[BEGIN Listing]

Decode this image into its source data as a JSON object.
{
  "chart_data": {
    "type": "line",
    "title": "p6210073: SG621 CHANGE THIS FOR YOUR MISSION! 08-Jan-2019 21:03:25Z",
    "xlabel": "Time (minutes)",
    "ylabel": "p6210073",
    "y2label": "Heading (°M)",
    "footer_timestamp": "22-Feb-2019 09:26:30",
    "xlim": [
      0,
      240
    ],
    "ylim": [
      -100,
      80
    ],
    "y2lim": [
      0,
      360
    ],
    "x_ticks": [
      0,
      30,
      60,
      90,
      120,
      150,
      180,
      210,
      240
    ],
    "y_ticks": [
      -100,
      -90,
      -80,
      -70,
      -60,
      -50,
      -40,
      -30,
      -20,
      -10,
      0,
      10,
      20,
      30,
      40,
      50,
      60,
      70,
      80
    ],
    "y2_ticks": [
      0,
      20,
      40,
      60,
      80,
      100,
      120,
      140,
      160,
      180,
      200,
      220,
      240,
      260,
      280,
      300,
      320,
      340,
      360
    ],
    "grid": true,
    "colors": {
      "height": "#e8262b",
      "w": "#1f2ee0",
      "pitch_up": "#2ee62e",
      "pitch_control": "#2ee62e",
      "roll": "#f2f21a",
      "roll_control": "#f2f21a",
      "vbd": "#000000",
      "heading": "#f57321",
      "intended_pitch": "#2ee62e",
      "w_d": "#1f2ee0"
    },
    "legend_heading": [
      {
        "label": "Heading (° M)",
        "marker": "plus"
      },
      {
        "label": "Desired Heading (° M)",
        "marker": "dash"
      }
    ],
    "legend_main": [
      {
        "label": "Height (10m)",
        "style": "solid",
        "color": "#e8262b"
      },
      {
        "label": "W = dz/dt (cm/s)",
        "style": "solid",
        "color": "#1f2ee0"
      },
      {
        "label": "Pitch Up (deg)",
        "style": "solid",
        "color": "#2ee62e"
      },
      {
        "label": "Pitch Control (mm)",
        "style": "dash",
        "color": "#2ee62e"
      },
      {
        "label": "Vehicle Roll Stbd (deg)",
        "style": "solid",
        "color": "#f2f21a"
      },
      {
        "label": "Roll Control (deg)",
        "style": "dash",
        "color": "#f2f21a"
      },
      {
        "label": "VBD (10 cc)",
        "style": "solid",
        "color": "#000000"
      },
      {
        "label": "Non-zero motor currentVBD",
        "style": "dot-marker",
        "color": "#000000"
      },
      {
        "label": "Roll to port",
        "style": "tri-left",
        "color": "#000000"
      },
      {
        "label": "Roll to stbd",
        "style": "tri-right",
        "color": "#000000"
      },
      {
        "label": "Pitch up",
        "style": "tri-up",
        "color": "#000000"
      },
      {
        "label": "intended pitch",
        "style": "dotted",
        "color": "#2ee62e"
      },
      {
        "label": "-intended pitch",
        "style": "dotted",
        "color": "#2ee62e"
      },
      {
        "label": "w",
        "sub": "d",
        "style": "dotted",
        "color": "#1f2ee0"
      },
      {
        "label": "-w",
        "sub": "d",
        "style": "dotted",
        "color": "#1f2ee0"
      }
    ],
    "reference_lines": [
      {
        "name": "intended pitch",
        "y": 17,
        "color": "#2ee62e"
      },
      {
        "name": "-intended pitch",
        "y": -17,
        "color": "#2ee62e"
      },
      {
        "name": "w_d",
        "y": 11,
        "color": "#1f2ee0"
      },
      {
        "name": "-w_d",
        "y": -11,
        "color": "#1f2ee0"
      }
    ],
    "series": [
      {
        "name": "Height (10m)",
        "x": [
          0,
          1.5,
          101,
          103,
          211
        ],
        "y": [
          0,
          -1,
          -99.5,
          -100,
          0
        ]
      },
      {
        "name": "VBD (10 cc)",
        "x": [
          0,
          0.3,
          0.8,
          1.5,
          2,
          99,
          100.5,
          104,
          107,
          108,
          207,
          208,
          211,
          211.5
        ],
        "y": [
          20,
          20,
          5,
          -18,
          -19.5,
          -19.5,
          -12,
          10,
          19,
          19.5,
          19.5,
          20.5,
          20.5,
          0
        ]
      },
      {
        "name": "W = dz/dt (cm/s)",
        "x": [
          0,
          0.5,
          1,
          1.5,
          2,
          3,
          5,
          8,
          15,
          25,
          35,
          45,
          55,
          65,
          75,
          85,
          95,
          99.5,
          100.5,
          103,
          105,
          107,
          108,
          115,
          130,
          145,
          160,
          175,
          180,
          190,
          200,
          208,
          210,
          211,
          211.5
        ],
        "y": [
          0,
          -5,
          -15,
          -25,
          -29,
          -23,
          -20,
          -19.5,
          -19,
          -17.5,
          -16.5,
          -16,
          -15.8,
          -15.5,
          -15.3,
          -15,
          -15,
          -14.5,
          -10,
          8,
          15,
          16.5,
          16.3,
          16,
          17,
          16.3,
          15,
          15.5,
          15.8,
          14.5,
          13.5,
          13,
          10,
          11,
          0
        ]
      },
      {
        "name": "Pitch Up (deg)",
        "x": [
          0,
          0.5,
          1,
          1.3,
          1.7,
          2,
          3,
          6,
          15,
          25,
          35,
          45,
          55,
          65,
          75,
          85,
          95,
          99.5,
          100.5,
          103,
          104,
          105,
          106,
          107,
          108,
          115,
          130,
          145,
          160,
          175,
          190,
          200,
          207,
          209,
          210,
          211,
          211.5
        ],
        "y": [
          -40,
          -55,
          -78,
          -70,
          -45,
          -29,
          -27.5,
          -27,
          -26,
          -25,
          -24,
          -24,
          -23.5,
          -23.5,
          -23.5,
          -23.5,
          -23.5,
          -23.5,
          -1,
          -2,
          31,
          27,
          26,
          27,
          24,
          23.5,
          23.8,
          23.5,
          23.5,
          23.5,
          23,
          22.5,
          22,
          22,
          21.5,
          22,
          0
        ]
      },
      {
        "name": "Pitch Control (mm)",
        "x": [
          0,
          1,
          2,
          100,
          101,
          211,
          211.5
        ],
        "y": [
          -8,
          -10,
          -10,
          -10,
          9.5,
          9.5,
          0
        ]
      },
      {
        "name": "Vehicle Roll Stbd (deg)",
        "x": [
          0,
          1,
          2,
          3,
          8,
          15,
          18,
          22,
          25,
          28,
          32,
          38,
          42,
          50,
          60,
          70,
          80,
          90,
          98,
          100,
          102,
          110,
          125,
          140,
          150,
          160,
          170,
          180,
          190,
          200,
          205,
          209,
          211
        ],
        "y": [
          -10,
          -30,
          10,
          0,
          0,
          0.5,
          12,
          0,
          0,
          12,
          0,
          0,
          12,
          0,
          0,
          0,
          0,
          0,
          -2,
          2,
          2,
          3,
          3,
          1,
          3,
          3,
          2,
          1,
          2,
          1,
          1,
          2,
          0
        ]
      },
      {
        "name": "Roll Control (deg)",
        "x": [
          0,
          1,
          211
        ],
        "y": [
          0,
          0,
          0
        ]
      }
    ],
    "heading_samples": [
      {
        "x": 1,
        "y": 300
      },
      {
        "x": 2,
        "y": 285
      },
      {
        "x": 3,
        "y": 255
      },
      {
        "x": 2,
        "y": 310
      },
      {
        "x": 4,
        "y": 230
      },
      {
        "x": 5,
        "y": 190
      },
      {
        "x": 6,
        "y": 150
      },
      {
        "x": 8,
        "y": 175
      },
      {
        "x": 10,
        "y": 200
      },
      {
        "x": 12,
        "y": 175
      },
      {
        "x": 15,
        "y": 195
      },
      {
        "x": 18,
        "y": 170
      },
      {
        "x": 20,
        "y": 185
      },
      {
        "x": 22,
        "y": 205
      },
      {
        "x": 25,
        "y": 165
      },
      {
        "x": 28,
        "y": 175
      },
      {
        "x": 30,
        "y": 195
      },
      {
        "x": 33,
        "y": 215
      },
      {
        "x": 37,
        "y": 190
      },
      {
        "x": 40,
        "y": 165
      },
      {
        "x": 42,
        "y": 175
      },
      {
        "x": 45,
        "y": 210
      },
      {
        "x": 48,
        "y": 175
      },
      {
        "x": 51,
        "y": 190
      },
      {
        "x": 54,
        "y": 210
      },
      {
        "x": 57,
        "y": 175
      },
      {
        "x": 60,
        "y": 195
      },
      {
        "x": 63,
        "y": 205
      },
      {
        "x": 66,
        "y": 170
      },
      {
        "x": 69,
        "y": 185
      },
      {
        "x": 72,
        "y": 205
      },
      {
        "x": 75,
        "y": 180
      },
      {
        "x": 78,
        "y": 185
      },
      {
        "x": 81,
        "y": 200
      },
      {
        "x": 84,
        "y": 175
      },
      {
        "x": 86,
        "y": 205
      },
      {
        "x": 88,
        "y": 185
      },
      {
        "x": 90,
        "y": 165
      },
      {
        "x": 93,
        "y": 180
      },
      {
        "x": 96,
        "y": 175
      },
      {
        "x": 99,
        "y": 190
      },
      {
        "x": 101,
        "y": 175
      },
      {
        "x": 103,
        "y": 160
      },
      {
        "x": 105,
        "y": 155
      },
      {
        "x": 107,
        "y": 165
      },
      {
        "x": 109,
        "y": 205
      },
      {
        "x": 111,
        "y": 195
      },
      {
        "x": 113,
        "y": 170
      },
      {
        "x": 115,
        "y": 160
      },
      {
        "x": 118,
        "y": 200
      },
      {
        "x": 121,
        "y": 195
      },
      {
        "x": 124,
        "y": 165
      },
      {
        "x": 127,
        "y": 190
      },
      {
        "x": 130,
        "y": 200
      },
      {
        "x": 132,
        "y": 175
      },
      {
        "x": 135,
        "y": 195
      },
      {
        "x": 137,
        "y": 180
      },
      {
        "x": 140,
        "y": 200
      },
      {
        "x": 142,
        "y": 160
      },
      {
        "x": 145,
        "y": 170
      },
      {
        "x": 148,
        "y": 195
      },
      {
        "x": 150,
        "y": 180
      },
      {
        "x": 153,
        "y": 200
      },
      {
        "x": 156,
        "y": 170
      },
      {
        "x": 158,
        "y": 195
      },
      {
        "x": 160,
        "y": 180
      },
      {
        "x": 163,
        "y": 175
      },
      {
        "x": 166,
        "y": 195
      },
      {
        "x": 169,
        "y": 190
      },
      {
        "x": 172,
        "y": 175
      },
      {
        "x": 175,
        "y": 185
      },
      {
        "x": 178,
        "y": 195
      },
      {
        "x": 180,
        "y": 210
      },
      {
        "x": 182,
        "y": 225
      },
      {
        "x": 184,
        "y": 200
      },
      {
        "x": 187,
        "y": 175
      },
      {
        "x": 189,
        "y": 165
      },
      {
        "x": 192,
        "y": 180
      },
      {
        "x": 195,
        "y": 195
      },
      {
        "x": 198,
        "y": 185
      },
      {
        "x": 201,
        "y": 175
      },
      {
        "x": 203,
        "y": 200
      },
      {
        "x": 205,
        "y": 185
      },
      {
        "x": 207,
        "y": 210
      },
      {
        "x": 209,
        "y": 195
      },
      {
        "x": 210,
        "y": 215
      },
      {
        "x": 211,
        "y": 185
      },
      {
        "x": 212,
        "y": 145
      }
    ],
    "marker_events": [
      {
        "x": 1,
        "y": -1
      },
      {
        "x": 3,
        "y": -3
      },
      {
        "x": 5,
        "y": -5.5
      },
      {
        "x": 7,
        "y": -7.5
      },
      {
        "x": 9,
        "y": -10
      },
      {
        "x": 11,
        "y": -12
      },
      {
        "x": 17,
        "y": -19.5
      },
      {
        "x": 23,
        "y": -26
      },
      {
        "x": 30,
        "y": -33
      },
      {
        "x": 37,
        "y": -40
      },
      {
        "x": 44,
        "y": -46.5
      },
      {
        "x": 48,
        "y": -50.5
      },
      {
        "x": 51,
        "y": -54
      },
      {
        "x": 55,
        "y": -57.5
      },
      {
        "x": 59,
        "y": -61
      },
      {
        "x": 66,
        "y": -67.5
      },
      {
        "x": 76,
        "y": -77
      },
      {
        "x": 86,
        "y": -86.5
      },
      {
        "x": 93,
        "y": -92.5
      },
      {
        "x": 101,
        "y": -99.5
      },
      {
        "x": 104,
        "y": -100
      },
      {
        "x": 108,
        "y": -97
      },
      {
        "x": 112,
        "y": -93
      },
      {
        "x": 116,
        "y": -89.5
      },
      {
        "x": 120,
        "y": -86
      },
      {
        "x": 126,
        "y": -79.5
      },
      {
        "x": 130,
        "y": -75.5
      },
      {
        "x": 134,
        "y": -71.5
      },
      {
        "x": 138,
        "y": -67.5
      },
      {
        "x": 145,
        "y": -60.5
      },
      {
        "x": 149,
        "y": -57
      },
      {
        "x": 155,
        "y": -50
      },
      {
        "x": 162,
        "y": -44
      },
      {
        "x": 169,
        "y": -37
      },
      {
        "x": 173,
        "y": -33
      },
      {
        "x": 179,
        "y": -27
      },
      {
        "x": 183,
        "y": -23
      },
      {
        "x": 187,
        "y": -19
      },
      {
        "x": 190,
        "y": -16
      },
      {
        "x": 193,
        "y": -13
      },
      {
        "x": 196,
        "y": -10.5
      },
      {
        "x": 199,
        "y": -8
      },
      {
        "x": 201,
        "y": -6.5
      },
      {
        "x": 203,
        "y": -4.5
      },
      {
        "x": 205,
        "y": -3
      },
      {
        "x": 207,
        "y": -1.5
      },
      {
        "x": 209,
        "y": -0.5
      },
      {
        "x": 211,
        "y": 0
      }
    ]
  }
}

[END Listing]

- [Work to complete]: Gather every line from the listing above in which "name" appears, and copy those lines.

- [Full solution]:
        "name": "intended pitch",
        "name": "-intended pitch",
        "name": "w_d",
        "name": "-w_d",
        "name": "Height (10m)",
        "name": "VBD (10 cc)",
        "name": "W = dz/dt (cm/s)",
        "name": "Pitch Up (deg)",
        "name": "Pitch Control (mm)",
        "name": "Vehicle Roll Stbd (deg)",
        "name": "Roll Control (deg)",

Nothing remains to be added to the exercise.